Extracted data entries:

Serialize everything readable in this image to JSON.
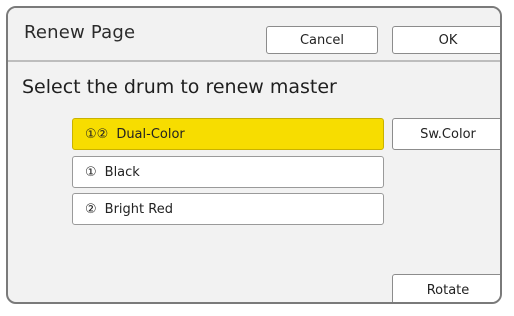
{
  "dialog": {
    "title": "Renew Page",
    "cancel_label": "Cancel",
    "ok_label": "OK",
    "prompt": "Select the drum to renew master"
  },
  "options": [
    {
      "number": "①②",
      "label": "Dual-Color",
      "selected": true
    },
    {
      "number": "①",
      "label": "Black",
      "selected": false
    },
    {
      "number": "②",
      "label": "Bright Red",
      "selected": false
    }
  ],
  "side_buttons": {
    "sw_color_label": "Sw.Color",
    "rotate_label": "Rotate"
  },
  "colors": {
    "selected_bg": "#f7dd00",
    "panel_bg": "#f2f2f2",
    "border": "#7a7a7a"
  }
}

### Goal
Every record must be copied exactly, with images dropped from the result.

### Exercise result
Serialize everything readable in this image to JSON.
{
  "dialog": {
    "title": "Renew Page",
    "cancel_label": "Cancel",
    "ok_label": "OK",
    "prompt": "Select the drum to renew master"
  },
  "options": [
    {
      "number": "①②",
      "label": "Dual-Color",
      "selected": true
    },
    {
      "number": "①",
      "label": "Black",
      "selected": false
    },
    {
      "number": "②",
      "label": "Bright Red",
      "selected": false
    }
  ],
  "side_buttons": {
    "sw_color_label": "Sw.Color",
    "rotate_label": "Rotate"
  },
  "colors": {
    "selected_bg": "#f7dd00",
    "panel_bg": "#f2f2f2",
    "border": "#7a7a7a"
  }
}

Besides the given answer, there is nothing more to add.